Exercise instructions. Gather all lines from the material that contain the word "Abnormal".
================================
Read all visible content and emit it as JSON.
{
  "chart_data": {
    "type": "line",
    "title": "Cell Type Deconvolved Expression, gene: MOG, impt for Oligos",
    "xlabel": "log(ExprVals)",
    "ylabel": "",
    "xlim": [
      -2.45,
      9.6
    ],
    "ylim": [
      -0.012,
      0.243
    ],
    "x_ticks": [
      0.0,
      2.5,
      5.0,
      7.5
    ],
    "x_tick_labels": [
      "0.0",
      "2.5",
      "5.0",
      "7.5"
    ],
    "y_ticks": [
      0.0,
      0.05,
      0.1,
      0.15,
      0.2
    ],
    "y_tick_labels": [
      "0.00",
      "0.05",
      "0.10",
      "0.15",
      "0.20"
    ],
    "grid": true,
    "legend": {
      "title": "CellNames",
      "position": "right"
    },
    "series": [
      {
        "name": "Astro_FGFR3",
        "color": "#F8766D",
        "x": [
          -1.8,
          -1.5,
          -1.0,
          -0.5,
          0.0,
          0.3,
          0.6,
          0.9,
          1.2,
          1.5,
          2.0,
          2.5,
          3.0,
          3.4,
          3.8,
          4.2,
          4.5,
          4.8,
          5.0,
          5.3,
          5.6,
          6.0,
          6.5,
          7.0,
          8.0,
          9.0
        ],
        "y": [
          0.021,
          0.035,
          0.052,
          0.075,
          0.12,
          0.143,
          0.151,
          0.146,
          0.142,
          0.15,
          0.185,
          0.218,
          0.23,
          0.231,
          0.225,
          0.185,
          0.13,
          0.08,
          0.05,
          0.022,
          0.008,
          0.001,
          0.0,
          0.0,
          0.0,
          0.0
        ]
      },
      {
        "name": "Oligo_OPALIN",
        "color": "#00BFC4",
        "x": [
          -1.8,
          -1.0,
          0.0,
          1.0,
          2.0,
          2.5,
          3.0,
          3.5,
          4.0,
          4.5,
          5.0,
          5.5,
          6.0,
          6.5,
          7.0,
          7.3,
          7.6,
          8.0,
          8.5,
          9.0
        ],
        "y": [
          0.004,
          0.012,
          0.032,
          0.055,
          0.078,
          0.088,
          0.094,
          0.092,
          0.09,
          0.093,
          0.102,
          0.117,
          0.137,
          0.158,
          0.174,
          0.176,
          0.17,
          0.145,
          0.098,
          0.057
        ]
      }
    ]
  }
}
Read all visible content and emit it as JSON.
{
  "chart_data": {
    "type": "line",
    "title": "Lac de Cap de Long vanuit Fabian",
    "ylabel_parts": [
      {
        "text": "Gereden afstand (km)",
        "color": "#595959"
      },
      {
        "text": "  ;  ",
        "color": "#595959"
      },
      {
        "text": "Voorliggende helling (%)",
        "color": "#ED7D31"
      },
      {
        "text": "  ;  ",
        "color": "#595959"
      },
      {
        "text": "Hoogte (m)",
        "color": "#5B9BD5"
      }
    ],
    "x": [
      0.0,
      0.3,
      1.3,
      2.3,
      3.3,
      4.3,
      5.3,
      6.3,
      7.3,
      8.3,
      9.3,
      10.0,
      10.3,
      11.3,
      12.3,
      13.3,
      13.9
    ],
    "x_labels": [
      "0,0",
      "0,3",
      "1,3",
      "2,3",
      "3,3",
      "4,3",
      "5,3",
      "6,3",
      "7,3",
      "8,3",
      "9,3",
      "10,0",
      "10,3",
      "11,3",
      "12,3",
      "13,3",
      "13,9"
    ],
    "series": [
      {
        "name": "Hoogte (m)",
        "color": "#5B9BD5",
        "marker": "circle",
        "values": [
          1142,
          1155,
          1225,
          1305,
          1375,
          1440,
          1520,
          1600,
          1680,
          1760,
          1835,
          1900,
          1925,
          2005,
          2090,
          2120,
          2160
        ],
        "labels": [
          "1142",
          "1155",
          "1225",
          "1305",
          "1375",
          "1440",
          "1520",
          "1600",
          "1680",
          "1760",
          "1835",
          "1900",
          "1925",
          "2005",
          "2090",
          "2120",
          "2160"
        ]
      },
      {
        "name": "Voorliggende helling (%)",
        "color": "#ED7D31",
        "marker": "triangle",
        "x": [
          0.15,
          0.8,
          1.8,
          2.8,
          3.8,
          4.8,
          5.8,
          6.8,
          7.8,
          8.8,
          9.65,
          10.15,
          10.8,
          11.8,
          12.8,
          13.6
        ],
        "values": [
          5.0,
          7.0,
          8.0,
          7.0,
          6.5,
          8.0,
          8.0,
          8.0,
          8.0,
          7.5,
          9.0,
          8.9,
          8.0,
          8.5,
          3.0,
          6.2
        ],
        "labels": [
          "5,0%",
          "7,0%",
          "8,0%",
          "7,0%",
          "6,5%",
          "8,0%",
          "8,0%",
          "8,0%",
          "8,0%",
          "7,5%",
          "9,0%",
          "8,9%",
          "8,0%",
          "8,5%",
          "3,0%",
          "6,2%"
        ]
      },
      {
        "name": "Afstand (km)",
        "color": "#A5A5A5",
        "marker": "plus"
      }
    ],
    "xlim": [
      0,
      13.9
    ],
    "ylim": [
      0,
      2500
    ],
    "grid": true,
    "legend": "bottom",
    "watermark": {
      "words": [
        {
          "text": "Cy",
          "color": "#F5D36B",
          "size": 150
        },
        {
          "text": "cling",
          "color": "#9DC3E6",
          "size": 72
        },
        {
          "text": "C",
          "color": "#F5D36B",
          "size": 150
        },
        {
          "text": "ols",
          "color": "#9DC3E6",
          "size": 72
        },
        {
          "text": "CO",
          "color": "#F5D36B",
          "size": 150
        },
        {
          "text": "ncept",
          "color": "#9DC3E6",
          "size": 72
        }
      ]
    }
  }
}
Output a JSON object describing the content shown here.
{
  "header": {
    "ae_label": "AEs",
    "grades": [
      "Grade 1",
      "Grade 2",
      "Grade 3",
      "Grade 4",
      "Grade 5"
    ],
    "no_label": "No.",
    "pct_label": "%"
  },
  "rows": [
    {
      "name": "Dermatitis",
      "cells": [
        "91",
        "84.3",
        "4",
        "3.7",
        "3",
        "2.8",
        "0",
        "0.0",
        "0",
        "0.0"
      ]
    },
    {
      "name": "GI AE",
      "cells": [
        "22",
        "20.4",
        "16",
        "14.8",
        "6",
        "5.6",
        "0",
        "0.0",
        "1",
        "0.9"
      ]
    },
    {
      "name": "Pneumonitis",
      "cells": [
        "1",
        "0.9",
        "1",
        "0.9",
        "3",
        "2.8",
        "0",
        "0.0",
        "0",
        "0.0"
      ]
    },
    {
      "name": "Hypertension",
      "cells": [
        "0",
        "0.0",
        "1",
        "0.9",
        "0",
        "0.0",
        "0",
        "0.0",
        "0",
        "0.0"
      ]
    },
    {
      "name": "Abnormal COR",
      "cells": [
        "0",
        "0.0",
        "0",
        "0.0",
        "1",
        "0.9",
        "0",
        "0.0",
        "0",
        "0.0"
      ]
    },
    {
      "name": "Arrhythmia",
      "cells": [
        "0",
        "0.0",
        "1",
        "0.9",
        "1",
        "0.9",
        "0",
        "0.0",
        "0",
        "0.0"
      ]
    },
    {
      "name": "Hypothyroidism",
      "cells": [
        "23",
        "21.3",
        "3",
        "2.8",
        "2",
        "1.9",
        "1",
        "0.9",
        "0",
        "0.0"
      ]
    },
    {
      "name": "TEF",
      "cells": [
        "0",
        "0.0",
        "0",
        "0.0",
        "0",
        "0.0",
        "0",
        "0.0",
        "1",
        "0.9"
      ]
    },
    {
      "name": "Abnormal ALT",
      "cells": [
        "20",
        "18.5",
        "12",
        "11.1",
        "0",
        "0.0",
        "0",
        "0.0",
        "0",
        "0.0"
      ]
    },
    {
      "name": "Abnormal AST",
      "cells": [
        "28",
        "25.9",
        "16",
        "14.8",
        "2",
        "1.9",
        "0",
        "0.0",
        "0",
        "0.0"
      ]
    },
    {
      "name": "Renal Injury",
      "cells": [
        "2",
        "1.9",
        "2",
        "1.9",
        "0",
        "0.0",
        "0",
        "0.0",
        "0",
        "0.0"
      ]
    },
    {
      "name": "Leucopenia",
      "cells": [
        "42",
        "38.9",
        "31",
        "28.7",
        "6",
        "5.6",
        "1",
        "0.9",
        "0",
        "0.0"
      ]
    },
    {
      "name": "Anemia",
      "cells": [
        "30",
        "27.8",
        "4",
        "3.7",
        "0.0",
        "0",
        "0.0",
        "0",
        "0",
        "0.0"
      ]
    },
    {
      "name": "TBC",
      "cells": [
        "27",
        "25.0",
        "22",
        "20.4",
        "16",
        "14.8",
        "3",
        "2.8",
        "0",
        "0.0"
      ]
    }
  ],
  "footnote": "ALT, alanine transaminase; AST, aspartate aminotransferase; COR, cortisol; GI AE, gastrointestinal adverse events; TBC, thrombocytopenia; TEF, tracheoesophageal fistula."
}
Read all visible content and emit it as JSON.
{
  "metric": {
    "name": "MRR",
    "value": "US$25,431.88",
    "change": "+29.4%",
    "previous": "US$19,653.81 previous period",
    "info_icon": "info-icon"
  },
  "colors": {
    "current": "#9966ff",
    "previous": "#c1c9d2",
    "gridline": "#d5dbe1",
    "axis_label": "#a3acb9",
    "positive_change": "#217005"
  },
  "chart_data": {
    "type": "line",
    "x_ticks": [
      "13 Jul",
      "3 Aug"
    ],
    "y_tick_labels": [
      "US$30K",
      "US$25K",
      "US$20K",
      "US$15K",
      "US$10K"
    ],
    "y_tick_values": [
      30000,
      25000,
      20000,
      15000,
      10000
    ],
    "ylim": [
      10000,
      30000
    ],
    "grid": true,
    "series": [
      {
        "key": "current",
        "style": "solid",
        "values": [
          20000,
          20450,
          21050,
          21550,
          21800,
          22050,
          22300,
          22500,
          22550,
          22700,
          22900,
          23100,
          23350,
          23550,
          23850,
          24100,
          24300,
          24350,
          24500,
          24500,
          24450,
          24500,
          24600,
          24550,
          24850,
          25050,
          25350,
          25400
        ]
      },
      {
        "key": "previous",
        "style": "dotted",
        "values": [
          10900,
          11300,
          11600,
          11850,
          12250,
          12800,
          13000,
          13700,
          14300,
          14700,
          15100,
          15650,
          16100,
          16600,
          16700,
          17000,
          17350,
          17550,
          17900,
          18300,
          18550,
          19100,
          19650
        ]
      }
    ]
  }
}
================================
Answer to this exercise.
      "name": "Abnormal COR",
      "name": "Abnormal ALT",
      "name": "Abnormal AST",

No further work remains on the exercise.